▶ DATASET CONTENT:

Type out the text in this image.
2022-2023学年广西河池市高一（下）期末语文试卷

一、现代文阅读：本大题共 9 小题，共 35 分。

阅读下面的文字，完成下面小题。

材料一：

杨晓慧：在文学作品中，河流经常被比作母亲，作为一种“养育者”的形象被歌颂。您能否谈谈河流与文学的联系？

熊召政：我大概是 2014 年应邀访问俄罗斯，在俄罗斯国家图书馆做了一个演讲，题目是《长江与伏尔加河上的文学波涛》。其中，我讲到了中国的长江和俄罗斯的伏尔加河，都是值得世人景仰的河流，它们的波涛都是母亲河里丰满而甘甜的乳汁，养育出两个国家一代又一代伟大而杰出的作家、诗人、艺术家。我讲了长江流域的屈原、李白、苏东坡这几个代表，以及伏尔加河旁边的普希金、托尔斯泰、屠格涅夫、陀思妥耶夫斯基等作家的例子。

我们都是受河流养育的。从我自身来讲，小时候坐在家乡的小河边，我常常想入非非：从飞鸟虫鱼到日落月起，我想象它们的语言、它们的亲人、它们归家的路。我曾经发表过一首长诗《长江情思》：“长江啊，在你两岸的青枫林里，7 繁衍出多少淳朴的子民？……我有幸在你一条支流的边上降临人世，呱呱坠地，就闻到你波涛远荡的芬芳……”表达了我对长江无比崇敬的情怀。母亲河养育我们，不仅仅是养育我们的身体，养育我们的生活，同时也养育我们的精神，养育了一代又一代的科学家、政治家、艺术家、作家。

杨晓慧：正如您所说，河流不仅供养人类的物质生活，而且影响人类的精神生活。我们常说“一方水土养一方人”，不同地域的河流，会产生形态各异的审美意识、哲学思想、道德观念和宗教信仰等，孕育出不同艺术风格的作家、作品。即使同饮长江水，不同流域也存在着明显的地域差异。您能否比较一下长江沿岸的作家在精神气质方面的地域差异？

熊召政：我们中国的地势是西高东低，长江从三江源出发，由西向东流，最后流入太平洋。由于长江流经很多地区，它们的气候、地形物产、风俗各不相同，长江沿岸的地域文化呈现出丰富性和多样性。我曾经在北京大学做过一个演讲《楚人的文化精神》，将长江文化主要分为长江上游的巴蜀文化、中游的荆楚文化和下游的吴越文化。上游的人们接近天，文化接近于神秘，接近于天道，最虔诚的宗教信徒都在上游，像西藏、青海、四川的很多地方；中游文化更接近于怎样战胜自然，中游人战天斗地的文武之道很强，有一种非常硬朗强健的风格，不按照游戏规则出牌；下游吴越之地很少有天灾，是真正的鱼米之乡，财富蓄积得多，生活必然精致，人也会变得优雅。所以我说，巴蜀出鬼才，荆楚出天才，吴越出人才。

▶ GIVEN EXERCISE: Repeat all the entries exactly as given.

▶ SOLUTION TO THIS PROBLEM:
Type out the text in this image.
2022-2023学年广西河池市高一（下）期末语文试卷

一、现代文阅读：本大题共 9 小题，共 35 分。

阅读下面的文字，完成下面小题。

材料一：

杨晓慧：在文学作品中，河流经常被比作母亲，作为一种“养育者”的形象被歌颂。您能否谈谈河流与文学的联系？

熊召政：我大概是 2014 年应邀访问俄罗斯，在俄罗斯国家图书馆做了一个演讲，题目是《长江与伏尔加河上的文学波涛》。其中，我讲到了中国的长江和俄罗斯的伏尔加河，都是值得世人景仰的河流，它们的波涛都是母亲河里丰满而甘甜的乳汁，养育出两个国家一代又一代伟大而杰出的作家、诗人、艺术家。我讲了长江流域的屈原、李白、苏东坡这几个代表，以及伏尔加河旁边的普希金、托尔斯泰、屠格涅夫、陀思妥耶夫斯基等作家的例子。

我们都是受河流养育的。从我自身来讲，小时候坐在家乡的小河边，我常常想入非非：从飞鸟虫鱼到日落月起，我想象它们的语言、它们的亲人、它们归家的路。我曾经发表过一首长诗《长江情思》：“长江啊，在你两岸的青枫林里，7 繁衍出多少淳朴的子民？……我有幸在你一条支流的边上降临人世，呱呱坠地，就闻到你波涛远荡的芬芳……”表达了我对长江无比崇敬的情怀。母亲河养育我们，不仅仅是养育我们的身体，养育我们的生活，同时也养育我们的精神，养育了一代又一代的科学家、政治家、艺术家、作家。

杨晓慧：正如您所说，河流不仅供养人类的物质生活，而且影响人类的精神生活。我们常说“一方水土养一方人”，不同地域的河流，会产生形态各异的审美意识、哲学思想、道德观念和宗教信仰等，孕育出不同艺术风格的作家、作品。即使同饮长江水，不同流域也存在着明显的地域差异。您能否比较一下长江沿岸的作家在精神气质方面的地域差异？

熊召政：我们中国的地势是西高东低，长江从三江源出发，由西向东流，最后流入太平洋。由于长江流经很多地区，它们的气候、地形物产、风俗各不相同，长江沿岸的地域文化呈现出丰富性和多样性。我曾经在北京大学做过一个演讲《楚人的文化精神》，将长江文化主要分为长江上游的巴蜀文化、中游的荆楚文化和下游的吴越文化。上游的人们接近天，文化接近于神秘，接近于天道，最虔诚的宗教信徒都在上游，像西藏、青海、四川的很多地方；中游文化更接近于怎样战胜自然，中游人战天斗地的文武之道很强，有一种非常硬朗强健的风格，不按照游戏规则出牌；下游吴越之地很少有天灾，是真正的鱼米之乡，财富蓄积得多，生活必然精致，人也会变得优雅。所以我说，巴蜀出鬼才，荆楚出天才，吴越出人才。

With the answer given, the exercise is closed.